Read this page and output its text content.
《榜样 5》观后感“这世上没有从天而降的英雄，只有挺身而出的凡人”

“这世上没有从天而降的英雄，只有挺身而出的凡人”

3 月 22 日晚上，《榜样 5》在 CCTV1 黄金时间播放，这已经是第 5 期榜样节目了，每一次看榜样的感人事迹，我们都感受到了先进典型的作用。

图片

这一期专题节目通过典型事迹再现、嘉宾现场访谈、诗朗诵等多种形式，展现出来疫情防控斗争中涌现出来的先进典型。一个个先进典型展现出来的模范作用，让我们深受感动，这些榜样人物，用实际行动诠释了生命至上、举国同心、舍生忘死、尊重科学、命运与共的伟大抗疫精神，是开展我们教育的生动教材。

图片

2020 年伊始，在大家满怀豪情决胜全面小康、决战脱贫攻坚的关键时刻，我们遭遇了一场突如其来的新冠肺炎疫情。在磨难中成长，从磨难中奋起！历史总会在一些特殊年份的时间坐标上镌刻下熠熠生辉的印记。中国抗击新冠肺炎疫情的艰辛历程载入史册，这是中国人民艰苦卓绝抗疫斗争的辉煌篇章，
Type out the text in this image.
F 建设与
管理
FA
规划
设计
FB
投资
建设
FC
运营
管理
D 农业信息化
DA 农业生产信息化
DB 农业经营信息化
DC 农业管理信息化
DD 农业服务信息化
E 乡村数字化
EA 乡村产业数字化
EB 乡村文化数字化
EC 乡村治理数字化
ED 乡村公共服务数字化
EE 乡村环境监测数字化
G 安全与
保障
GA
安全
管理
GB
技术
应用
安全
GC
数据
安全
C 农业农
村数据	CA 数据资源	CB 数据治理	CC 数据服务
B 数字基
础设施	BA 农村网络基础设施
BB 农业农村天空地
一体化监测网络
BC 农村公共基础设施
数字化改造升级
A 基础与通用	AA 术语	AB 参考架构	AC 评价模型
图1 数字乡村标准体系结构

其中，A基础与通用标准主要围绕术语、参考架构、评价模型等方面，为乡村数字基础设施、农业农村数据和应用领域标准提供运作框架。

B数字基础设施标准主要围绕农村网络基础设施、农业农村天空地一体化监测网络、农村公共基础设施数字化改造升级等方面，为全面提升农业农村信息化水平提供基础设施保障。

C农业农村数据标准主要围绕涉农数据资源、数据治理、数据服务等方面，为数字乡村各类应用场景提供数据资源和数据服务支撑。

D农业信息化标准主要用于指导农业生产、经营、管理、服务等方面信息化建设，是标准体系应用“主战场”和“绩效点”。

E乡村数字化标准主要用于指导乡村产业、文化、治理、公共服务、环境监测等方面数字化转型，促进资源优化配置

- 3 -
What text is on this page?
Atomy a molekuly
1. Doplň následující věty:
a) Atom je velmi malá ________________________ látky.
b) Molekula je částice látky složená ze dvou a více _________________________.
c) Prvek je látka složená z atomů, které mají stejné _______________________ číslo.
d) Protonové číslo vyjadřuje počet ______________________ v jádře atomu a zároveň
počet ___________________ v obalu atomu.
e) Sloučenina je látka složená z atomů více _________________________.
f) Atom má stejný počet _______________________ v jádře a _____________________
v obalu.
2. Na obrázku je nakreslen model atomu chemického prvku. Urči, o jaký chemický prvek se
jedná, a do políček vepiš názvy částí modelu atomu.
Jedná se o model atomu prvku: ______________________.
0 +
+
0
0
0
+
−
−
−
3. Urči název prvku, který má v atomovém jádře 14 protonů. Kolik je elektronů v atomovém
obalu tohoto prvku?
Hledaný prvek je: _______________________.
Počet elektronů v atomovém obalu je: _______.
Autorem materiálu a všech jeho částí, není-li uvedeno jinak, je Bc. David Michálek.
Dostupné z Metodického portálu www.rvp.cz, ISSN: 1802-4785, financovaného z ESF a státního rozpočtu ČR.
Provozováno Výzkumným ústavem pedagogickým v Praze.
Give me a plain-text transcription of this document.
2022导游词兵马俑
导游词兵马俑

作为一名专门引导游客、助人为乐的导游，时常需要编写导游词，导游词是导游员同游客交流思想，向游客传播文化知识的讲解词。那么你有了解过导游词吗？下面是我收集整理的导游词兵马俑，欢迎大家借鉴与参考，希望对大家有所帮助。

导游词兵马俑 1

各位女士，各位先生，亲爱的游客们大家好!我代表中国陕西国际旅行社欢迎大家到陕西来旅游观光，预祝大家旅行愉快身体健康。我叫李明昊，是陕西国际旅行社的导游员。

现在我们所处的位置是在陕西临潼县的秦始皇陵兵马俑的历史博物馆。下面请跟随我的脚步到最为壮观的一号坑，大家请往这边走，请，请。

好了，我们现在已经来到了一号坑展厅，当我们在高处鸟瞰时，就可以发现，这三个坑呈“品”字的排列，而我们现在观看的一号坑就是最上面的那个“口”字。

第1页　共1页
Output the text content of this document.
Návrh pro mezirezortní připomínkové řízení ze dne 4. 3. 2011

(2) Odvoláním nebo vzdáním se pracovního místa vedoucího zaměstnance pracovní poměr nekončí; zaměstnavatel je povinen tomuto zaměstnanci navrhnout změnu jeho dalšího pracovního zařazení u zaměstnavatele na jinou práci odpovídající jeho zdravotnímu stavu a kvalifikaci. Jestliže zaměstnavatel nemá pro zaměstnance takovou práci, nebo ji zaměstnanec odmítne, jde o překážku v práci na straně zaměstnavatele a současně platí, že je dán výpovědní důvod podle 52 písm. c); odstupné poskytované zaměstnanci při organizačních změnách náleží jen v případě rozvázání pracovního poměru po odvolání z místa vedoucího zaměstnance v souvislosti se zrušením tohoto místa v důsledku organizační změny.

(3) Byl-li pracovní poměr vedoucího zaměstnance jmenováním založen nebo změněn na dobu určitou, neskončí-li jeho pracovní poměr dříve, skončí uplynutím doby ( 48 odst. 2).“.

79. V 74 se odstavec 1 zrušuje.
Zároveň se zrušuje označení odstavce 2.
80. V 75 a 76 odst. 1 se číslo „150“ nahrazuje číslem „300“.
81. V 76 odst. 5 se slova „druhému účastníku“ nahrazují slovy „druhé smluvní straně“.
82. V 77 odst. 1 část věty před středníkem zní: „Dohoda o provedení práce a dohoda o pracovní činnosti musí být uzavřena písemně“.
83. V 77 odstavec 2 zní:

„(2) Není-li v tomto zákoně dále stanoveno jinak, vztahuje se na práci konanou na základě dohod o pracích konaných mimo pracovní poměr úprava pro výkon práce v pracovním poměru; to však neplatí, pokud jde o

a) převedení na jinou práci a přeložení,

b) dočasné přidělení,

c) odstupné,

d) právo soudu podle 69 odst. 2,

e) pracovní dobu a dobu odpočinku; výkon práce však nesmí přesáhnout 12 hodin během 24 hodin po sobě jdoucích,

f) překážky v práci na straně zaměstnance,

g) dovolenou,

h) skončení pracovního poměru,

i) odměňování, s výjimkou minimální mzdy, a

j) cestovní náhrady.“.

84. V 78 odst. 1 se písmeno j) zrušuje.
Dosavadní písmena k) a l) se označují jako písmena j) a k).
——————————
**What the task asks**
Output an exact copy of each record.

**Answer in full**
Read this page and output its text content.
《榜样 5》观后感“这世上没有从天而降的英雄，只有挺身而出的凡人”

“这世上没有从天而降的英雄，只有挺身而出的凡人”

3 月 22 日晚上，《榜样 5》在 CCTV1 黄金时间播放，这已经是第 5 期榜样节目了，每一次看榜样的感人事迹，我们都感受到了先进典型的作用。

图片

这一期专题节目通过典型事迹再现、嘉宾现场访谈、诗朗诵等多种形式，展现出来疫情防控斗争中涌现出来的先进典型。一个个先进典型展现出来的模范作用，让我们深受感动，这些榜样人物，用实际行动诠释了生命至上、举国同心、舍生忘死、尊重科学、命运与共的伟大抗疫精神，是开展我们教育的生动教材。

图片

2020 年伊始，在大家满怀豪情决胜全面小康、决战脱贫攻坚的关键时刻，我们遭遇了一场突如其来的新冠肺炎疫情。在磨难中成长，从磨难中奋起！历史总会在一些特殊年份的时间坐标上镌刻下熠熠生辉的印记。中国抗击新冠肺炎疫情的艰辛历程载入史册，这是中国人民艰苦卓绝抗疫斗争的辉煌篇章，
Type out the text in this image.
F 建设与
管理
FA
规划
设计
FB
投资
建设
FC
运营
管理
D 农业信息化
DA 农业生产信息化
DB 农业经营信息化
DC 农业管理信息化
DD 农业服务信息化
E 乡村数字化
EA 乡村产业数字化
EB 乡村文化数字化
EC 乡村治理数字化
ED 乡村公共服务数字化
EE 乡村环境监测数字化
G 安全与
保障
GA
安全
管理
GB
技术
应用
安全
GC
数据
安全
C 农业农
村数据	CA 数据资源	CB 数据治理	CC 数据服务
B 数字基
础设施	BA 农村网络基础设施
BB 农业农村天空地
一体化监测网络
BC 农村公共基础设施
数字化改造升级
A 基础与通用	AA 术语	AB 参考架构	AC 评价模型
图1 数字乡村标准体系结构

其中，A基础与通用标准主要围绕术语、参考架构、评价模型等方面，为乡村数字基础设施、农业农村数据和应用领域标准提供运作框架。

B数字基础设施标准主要围绕农村网络基础设施、农业农村天空地一体化监测网络、农村公共基础设施数字化改造升级等方面，为全面提升农业农村信息化水平提供基础设施保障。

C农业农村数据标准主要围绕涉农数据资源、数据治理、数据服务等方面，为数字乡村各类应用场景提供数据资源和数据服务支撑。

D农业信息化标准主要用于指导农业生产、经营、管理、服务等方面信息化建设，是标准体系应用“主战场”和“绩效点”。

E乡村数字化标准主要用于指导乡村产业、文化、治理、公共服务、环境监测等方面数字化转型，促进资源优化配置

- 3 -
What text is on this page?
Atomy a molekuly
1. Doplň následující věty:
a) Atom je velmi malá ________________________ látky.
b) Molekula je částice látky složená ze dvou a více _________________________.
c) Prvek je látka složená z atomů, které mají stejné _______________________ číslo.
d) Protonové číslo vyjadřuje počet ______________________ v jádře atomu a zároveň
počet ___________________ v obalu atomu.
e) Sloučenina je látka složená z atomů více _________________________.
f) Atom má stejný počet _______________________ v jádře a _____________________
v obalu.
2. Na obrázku je nakreslen model atomu chemického prvku. Urči, o jaký chemický prvek se
jedná, a do políček vepiš názvy částí modelu atomu.
Jedná se o model atomu prvku: ______________________.
0 +
+
0
0
0
+
−
−
−
3. Urči název prvku, který má v atomovém jádře 14 protonů. Kolik je elektronů v atomovém
obalu tohoto prvku?
Hledaný prvek je: _______________________.
Počet elektronů v atomovém obalu je: _______.
Autorem materiálu a všech jeho částí, není-li uvedeno jinak, je Bc. David Michálek.
Dostupné z Metodického portálu www.rvp.cz, ISSN: 1802-4785, financovaného z ESF a státního rozpočtu ČR.
Provozováno Výzkumným ústavem pedagogickým v Praze.
Give me a plain-text transcription of this document.
2022导游词兵马俑
导游词兵马俑

作为一名专门引导游客、助人为乐的导游，时常需要编写导游词，导游词是导游员同游客交流思想，向游客传播文化知识的讲解词。那么你有了解过导游词吗？下面是我收集整理的导游词兵马俑，欢迎大家借鉴与参考，希望对大家有所帮助。

导游词兵马俑 1

各位女士，各位先生，亲爱的游客们大家好!我代表中国陕西国际旅行社欢迎大家到陕西来旅游观光，预祝大家旅行愉快身体健康。我叫李明昊，是陕西国际旅行社的导游员。

现在我们所处的位置是在陕西临潼县的秦始皇陵兵马俑的历史博物馆。下面请跟随我的脚步到最为壮观的一号坑，大家请往这边走，请，请。

好了，我们现在已经来到了一号坑展厅，当我们在高处鸟瞰时，就可以发现，这三个坑呈“品”字的排列，而我们现在观看的一号坑就是最上面的那个“口”字。

第1页　共1页
Output the text content of this document.
Návrh pro mezirezortní připomínkové řízení ze dne 4. 3. 2011

(2) Odvoláním nebo vzdáním se pracovního místa vedoucího zaměstnance pracovní poměr nekončí; zaměstnavatel je povinen tomuto zaměstnanci navrhnout změnu jeho dalšího pracovního zařazení u zaměstnavatele na jinou práci odpovídající jeho zdravotnímu stavu a kvalifikaci. Jestliže zaměstnavatel nemá pro zaměstnance takovou práci, nebo ji zaměstnanec odmítne, jde o překážku v práci na straně zaměstnavatele a současně platí, že je dán výpovědní důvod podle 52 písm. c); odstupné poskytované zaměstnanci při organizačních změnách náleží jen v případě rozvázání pracovního poměru po odvolání z místa vedoucího zaměstnance v souvislosti se zrušením tohoto místa v důsledku organizační změny.

(3) Byl-li pracovní poměr vedoucího zaměstnance jmenováním založen nebo změněn na dobu určitou, neskončí-li jeho pracovní poměr dříve, skončí uplynutím doby ( 48 odst. 2).“.

79. V 74 se odstavec 1 zrušuje.
Zároveň se zrušuje označení odstavce 2.
80. V 75 a 76 odst. 1 se číslo „150“ nahrazuje číslem „300“.
81. V 76 odst. 5 se slova „druhému účastníku“ nahrazují slovy „druhé smluvní straně“.
82. V 77 odst. 1 část věty před středníkem zní: „Dohoda o provedení práce a dohoda o pracovní činnosti musí být uzavřena písemně“.
83. V 77 odstavec 2 zní:

„(2) Není-li v tomto zákoně dále stanoveno jinak, vztahuje se na práci konanou na základě dohod o pracích konaných mimo pracovní poměr úprava pro výkon práce v pracovním poměru; to však neplatí, pokud jde o

a) převedení na jinou práci a přeložení,

b) dočasné přidělení,

c) odstupné,

d) právo soudu podle 69 odst. 2,

e) pracovní dobu a dobu odpočinku; výkon práce však nesmí přesáhnout 12 hodin během 24 hodin po sobě jdoucích,

f) překážky v práci na straně zaměstnance,

g) dovolenou,

h) skončení pracovního poměru,

i) odměňování, s výjimkou minimální mzdy, a

j) cestovní náhrady.“.

84. V 78 odst. 1 se písmeno j) zrušuje.
Dosavadní písmena k) a l) se označují jako písmena j) a k).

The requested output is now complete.